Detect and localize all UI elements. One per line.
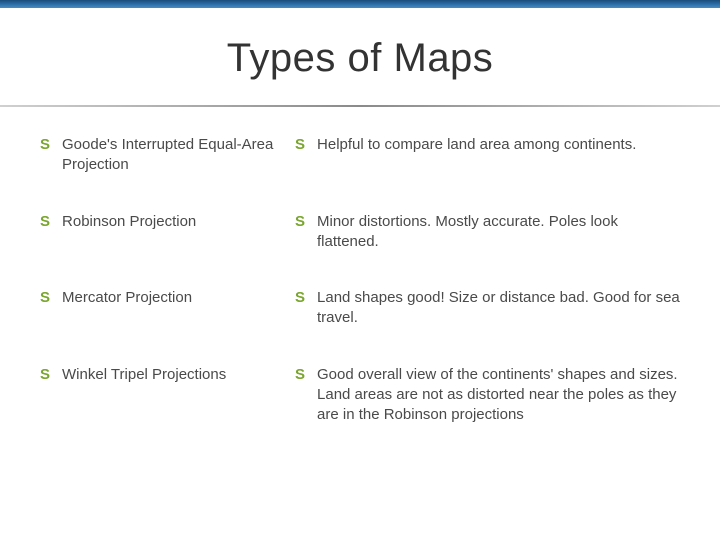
projection-name: Goode's Interrupted Equal-Area Projectio… — [62, 135, 295, 176]
header-gradient-band — [0, 0, 720, 8]
bullet-icon: S — [40, 365, 50, 385]
right-column-item: S Land shapes good! Size or distance bad… — [295, 288, 680, 329]
left-column-item: S Winkel Tripel Projections — [40, 365, 295, 385]
bullet-icon: S — [40, 135, 50, 155]
title-area: Types of Maps — [0, 8, 720, 99]
projection-description: Good overall view of the continents' sha… — [317, 365, 680, 426]
projection-name: Winkel Tripel Projections — [62, 365, 226, 385]
left-column-item: S Robinson Projection — [40, 212, 295, 232]
bullet-icon: S — [295, 288, 305, 308]
projection-description: Helpful to compare land area among conti… — [317, 135, 636, 155]
projection-name: Robinson Projection — [62, 212, 196, 232]
right-column-item: S Minor distortions. Mostly accurate. Po… — [295, 212, 680, 253]
left-column-item: S Mercator Projection — [40, 288, 295, 308]
slide-title: Types of Maps — [0, 36, 720, 81]
bullet-icon: S — [295, 135, 305, 155]
content-area: S Goode's Interrupted Equal-Area Project… — [0, 107, 720, 425]
bullet-icon: S — [295, 212, 305, 232]
list-row: S Mercator Projection S Land shapes good… — [40, 288, 680, 329]
bullet-icon: S — [295, 365, 305, 385]
projection-name: Mercator Projection — [62, 288, 192, 308]
bullet-icon: S — [40, 212, 50, 232]
list-row: S Winkel Tripel Projections S Good overa… — [40, 365, 680, 426]
projection-description: Minor distortions. Mostly accurate. Pole… — [317, 212, 680, 253]
right-column-item: S Helpful to compare land area among con… — [295, 135, 680, 155]
list-row: S Goode's Interrupted Equal-Area Project… — [40, 135, 680, 176]
right-column-item: S Good overall view of the continents' s… — [295, 365, 680, 426]
bullet-icon: S — [40, 288, 50, 308]
projection-description: Land shapes good! Size or distance bad. … — [317, 288, 680, 329]
left-column-item: S Goode's Interrupted Equal-Area Project… — [40, 135, 295, 176]
list-row: S Robinson Projection S Minor distortion… — [40, 212, 680, 253]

========

### Task brief
Please report how many lines of the listing above contain the string "bullet", matching case exactly, and give only that number.

### Result below
8